◆ Exercise ◆
Locate every line below that contains the word "name" and copy it.

════════════════════

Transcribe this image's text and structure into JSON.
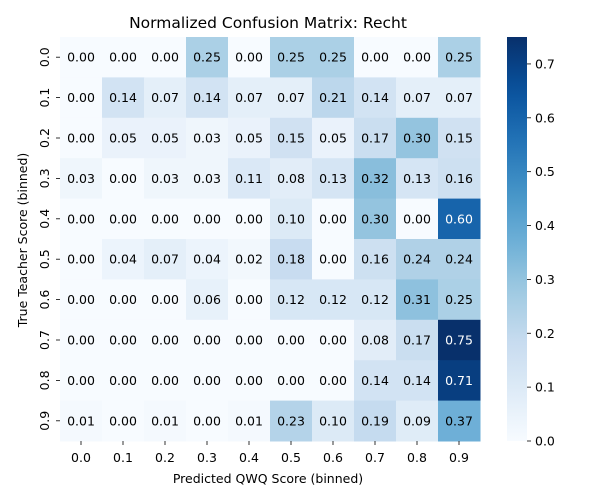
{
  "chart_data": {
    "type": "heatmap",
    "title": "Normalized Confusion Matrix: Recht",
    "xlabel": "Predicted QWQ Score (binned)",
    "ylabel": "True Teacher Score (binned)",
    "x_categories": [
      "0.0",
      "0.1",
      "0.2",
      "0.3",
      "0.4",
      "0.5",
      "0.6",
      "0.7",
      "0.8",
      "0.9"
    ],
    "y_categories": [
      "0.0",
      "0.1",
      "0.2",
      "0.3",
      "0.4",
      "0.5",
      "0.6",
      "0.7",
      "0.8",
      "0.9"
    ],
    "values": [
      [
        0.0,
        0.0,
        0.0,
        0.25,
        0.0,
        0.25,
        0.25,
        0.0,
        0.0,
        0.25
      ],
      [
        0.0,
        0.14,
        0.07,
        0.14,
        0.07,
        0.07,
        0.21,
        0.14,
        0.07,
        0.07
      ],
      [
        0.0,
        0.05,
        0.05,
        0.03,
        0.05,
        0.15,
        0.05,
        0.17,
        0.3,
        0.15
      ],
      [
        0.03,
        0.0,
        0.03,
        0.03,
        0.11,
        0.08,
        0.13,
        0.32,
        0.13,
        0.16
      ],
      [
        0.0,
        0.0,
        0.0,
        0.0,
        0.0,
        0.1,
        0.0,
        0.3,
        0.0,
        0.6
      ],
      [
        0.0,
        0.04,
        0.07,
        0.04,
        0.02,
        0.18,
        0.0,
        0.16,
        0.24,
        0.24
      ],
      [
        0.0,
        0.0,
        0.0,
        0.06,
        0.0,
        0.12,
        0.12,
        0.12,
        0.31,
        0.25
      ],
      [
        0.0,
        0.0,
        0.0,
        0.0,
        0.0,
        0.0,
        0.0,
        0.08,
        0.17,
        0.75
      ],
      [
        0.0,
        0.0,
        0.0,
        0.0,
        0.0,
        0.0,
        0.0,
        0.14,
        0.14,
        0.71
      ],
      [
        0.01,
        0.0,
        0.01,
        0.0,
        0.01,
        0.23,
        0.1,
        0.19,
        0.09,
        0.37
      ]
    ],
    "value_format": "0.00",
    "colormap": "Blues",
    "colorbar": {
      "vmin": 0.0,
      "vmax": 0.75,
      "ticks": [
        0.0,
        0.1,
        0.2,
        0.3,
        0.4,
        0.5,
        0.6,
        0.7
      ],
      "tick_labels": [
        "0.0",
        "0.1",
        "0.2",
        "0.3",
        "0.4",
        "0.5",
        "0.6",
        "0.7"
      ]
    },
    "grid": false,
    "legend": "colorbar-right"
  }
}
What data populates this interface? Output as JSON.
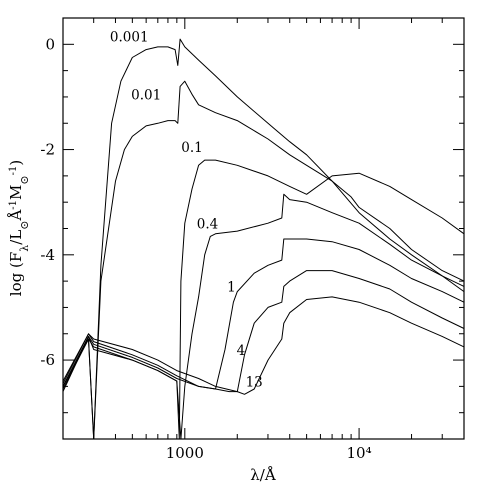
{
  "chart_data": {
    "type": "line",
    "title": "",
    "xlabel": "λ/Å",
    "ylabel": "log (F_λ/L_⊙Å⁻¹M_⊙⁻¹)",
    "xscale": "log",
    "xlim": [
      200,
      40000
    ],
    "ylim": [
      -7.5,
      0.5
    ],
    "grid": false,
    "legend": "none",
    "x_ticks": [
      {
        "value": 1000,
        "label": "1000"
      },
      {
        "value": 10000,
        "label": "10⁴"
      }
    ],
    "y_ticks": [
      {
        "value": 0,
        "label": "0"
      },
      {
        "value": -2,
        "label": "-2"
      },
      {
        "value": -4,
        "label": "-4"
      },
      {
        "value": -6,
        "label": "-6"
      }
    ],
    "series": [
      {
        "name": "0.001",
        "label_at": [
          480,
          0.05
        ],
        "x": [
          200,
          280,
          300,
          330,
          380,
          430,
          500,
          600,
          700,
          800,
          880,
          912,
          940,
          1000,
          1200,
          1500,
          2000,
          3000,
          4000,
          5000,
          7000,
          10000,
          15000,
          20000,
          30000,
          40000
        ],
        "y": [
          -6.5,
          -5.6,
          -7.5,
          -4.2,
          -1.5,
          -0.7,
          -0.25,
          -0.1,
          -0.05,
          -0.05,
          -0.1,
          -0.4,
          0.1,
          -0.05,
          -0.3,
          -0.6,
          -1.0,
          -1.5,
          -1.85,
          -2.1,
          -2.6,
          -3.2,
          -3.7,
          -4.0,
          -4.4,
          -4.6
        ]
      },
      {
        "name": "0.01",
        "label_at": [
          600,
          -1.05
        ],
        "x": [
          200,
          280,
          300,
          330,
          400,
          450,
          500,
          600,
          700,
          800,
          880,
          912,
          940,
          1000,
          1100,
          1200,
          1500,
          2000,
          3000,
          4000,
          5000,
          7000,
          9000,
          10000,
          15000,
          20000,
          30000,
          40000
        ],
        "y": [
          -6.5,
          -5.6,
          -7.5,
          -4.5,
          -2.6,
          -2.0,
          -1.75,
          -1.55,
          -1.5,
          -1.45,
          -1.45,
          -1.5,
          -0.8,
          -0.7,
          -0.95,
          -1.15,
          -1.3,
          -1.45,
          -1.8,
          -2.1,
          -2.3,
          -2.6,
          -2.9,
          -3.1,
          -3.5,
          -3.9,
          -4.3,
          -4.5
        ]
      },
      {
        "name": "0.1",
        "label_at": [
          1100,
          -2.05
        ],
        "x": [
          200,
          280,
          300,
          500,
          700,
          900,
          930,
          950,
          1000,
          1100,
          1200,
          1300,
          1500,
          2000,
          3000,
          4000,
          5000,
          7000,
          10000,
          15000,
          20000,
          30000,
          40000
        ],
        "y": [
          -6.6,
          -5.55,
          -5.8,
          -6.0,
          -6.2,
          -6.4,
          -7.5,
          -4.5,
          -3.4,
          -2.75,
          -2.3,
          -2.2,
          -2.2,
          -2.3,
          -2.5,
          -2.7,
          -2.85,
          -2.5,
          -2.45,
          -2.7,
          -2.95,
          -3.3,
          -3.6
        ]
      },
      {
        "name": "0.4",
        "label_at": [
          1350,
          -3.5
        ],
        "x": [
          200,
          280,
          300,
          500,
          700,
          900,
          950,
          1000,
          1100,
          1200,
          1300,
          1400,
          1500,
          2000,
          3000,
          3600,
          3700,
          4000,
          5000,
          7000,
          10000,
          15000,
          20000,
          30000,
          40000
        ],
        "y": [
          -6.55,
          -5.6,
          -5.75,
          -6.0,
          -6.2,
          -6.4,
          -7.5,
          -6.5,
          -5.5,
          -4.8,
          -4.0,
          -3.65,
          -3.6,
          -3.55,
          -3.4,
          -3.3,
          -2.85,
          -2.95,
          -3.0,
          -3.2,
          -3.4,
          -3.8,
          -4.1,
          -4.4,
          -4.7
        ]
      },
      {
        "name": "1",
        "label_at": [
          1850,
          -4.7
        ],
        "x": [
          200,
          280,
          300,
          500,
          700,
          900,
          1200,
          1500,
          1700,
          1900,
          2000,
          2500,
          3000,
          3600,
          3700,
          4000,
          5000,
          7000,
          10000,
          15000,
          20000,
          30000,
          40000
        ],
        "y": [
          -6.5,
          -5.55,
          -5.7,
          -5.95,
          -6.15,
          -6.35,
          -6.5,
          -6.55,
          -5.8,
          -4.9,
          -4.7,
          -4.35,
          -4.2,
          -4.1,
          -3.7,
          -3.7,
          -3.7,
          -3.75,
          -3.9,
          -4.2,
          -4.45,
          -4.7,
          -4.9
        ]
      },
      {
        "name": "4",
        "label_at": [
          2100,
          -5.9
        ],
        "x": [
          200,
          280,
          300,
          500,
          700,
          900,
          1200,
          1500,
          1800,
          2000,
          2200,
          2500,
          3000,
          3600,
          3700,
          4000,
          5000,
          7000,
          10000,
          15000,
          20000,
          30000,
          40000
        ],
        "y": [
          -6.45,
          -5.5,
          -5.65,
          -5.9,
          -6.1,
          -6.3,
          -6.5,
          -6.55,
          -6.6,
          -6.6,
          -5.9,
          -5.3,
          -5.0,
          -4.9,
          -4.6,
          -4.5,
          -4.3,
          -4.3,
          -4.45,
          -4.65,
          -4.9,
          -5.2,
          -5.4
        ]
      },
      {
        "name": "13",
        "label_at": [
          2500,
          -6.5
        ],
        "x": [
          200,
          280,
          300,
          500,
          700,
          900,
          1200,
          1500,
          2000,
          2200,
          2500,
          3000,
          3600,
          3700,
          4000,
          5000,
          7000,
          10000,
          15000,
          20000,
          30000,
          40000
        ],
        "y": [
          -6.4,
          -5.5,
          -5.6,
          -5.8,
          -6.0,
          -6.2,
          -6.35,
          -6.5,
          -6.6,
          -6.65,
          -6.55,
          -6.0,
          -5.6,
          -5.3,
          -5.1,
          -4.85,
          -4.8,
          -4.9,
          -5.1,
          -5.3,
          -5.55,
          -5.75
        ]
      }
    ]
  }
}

════════════════════

◆ Final result ◆
        "name": "0.001",
        "name": "0.01",
        "name": "0.1",
        "name": "0.4",
        "name": "1",
        "name": "4",
        "name": "13",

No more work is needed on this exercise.